Rewrite the data below with "block diagram" swapped for "schematic diagram" everywhere it occurs, leaving everything else as it is. Omit the pictures from your answer.

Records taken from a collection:
..............................
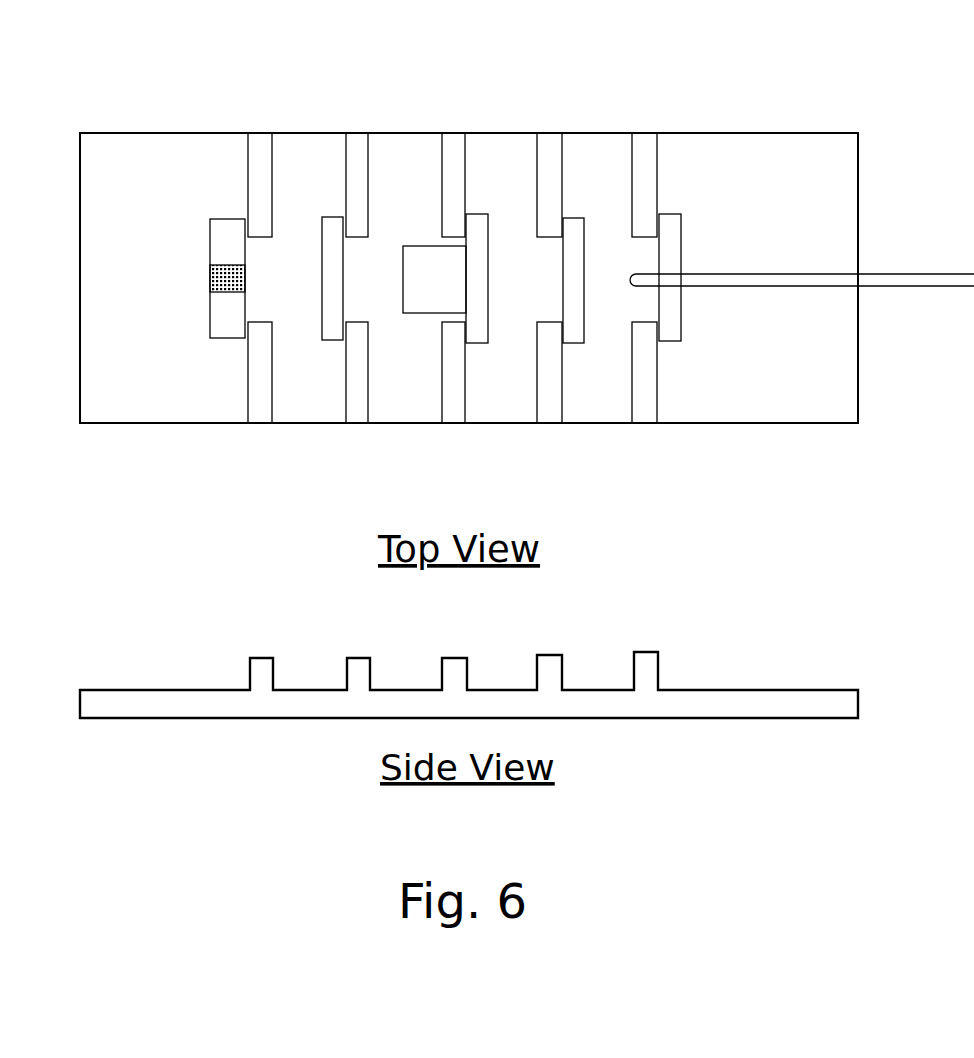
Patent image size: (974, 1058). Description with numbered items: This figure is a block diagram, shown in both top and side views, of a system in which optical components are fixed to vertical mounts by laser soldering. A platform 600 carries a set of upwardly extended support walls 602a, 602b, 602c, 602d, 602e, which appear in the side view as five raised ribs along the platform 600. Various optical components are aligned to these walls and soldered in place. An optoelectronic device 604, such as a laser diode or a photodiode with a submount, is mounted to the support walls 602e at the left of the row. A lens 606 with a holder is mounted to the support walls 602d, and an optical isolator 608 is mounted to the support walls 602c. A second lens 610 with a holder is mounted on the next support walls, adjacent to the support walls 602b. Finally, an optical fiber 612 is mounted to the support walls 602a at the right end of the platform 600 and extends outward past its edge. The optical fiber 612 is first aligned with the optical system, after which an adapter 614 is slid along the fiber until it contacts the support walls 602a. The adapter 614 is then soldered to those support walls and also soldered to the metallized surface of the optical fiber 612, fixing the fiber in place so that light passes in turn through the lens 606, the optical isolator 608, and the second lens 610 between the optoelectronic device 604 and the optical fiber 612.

The platform 600 is at (863, 378).
The support walls 602a is at (645, 428).
The support walls 602b is at (547, 428).
The support walls 602c is at (452, 428).
The support walls 602d is at (358, 428).
The support walls 602e is at (260, 428).
The optoelectronic device 604 is at (211, 212).
The lens 606 is at (319, 211).
The optical isolator 608 is at (429, 242).
The second lens 610 is at (579, 215).
The optical fiber 612 is at (736, 271).
The adapter 614 is at (684, 308).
..............................
- _Response to this task_
Patent image size: (974, 1058). Description with numbered items: This figure is a schematic diagram, shown in both top and side views, of a system in which optical components are fixed to vertical mounts by laser soldering. A platform 600 carries a set of upwardly extended support walls 602a, 602b, 602c, 602d, 602e, which appear in the side view as five raised ribs along the platform 600. Various optical components are aligned to these walls and soldered in place. An optoelectronic device 604, such as a laser diode or a photodiode with a submount, is mounted to the support walls 602e at the left of the row. A lens 606 with a holder is mounted to the support walls 602d, and an optical isolator 608 is mounted to the support walls 602c. A second lens 610 with a holder is mounted on the next support walls, adjacent to the support walls 602b. Finally, an optical fiber 612 is mounted to the support walls 602a at the right end of the platform 600 and extends outward past its edge. The optical fiber 612 is first aligned with the optical system, after which an adapter 614 is slid along the fiber until it contacts the support walls 602a. The adapter 614 is then soldered to those support walls and also soldered to the metallized surface of the optical fiber 612, fixing the fiber in place so that light passes in turn through the lens 606, the optical isolator 608, and the second lens 610 between the optoelectronic device 604 and the optical fiber 612.

The platform 600 is at (863, 378).
The support walls 602a is at (645, 428).
The support walls 602b is at (547, 428).
The support walls 602c is at (452, 428).
The support walls 602d is at (358, 428).
The support walls 602e is at (260, 428).
The optoelectronic device 604 is at (211, 212).
The lens 606 is at (319, 211).
The optical isolator 608 is at (429, 242).
The second lens 610 is at (579, 215).
The optical fiber 612 is at (736, 271).
The adapter 614 is at (684, 308).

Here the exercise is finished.